• TASK DETAILS:
From the line that includes "What does this" to the last line of the data, quote each line precisely; both boundary lines belong in the answer.
* begin RECORDS SHOWN *
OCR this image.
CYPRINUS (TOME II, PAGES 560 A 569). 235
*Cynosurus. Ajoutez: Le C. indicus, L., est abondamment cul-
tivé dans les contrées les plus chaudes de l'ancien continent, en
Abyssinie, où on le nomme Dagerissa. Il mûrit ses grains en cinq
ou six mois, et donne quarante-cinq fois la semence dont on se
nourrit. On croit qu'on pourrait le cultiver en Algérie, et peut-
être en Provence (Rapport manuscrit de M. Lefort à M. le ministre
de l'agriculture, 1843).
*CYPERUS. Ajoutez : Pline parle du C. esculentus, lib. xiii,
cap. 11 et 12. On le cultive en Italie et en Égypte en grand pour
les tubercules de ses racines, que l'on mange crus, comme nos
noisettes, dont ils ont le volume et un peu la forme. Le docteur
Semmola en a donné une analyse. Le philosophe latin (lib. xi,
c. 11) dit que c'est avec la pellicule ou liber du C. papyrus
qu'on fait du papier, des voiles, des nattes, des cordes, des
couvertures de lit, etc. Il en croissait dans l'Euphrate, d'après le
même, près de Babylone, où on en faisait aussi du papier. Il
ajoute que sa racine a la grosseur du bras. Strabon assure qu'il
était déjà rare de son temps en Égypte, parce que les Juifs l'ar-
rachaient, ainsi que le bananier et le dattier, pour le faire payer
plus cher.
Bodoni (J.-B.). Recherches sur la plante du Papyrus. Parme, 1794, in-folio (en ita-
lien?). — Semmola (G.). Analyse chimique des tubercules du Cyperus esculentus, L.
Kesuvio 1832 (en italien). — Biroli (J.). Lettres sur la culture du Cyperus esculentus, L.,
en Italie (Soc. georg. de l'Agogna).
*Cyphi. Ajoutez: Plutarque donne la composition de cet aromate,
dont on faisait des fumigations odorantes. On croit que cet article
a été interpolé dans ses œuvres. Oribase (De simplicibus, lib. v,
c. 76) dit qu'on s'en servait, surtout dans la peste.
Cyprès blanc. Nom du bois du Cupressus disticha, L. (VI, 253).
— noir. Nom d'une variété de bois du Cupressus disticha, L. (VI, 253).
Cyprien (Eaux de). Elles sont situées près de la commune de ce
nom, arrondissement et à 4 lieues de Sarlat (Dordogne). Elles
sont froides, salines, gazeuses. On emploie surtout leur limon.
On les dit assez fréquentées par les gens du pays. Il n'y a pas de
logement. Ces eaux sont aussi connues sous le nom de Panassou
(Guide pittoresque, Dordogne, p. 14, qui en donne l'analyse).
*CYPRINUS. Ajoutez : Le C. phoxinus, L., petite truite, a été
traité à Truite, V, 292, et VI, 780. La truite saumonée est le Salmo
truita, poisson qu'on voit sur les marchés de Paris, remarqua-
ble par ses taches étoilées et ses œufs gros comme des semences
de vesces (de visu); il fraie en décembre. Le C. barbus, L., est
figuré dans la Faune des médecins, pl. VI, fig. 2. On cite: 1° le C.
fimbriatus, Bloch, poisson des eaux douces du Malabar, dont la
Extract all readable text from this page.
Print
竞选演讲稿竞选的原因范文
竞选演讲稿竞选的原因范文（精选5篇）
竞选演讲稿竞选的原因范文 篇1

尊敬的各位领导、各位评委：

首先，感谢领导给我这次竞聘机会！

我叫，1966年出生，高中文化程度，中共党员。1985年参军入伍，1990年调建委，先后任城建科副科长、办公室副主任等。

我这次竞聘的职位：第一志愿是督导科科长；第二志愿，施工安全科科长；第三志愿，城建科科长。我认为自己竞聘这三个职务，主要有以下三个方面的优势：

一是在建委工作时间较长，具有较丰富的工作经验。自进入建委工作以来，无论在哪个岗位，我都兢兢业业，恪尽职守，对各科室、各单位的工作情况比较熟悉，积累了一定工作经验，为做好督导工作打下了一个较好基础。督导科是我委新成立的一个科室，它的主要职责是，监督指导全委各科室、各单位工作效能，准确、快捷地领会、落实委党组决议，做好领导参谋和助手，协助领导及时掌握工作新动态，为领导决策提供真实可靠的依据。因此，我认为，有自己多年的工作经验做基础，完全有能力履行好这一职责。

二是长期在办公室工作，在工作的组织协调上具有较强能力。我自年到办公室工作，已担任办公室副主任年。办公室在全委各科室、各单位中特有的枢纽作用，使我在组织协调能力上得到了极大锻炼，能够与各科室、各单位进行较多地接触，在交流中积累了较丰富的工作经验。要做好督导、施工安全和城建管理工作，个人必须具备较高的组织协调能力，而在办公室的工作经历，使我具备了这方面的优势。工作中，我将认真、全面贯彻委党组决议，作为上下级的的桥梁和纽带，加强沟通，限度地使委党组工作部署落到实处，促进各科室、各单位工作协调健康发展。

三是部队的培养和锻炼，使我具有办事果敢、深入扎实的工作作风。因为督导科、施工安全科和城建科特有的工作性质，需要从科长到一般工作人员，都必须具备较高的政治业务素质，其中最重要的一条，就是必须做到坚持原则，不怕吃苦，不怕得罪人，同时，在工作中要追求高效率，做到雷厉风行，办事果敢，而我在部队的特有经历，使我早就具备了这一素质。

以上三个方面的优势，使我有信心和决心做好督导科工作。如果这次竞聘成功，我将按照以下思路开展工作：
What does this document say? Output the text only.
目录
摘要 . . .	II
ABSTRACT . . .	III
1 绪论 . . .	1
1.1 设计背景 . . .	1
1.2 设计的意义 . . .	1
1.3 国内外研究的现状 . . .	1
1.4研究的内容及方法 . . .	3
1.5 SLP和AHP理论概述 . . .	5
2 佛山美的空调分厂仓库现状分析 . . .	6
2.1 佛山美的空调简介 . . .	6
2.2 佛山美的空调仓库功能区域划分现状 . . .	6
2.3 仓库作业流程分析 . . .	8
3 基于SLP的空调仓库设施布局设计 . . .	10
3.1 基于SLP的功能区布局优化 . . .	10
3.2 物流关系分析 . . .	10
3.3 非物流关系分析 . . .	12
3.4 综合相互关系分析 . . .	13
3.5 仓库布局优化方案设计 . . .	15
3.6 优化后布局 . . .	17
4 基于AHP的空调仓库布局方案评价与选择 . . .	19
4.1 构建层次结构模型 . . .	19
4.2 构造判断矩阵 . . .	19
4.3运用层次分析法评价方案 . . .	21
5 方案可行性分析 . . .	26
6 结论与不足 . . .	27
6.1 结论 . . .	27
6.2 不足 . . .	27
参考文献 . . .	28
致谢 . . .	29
* end RECORDS SHOWN *
• OUTPUT OF THE EXERCISE:
What does this document say? Output the text only.
目录
摘要 . . .	II
ABSTRACT . . .	III
1 绪论 . . .	1
1.1 设计背景 . . .	1
1.2 设计的意义 . . .	1
1.3 国内外研究的现状 . . .	1
1.4研究的内容及方法 . . .	3
1.5 SLP和AHP理论概述 . . .	5
2 佛山美的空调分厂仓库现状分析 . . .	6
2.1 佛山美的空调简介 . . .	6
2.2 佛山美的空调仓库功能区域划分现状 . . .	6
2.3 仓库作业流程分析 . . .	8
3 基于SLP的空调仓库设施布局设计 . . .	10
3.1 基于SLP的功能区布局优化 . . .	10
3.2 物流关系分析 . . .	10
3.3 非物流关系分析 . . .	12
3.4 综合相互关系分析 . . .	13
3.5 仓库布局优化方案设计 . . .	15
3.6 优化后布局 . . .	17
4 基于AHP的空调仓库布局方案评价与选择 . . .	19
4.1 构建层次结构模型 . . .	19
4.2 构造判断矩阵 . . .	19
4.3运用层次分析法评价方案 . . .	21
5 方案可行性分析 . . .	26
6 结论与不足 . . .	27
6.1 结论 . . .	27
6.2 不足 . . .	27
参考文献 . . .	28
致谢 . . .	29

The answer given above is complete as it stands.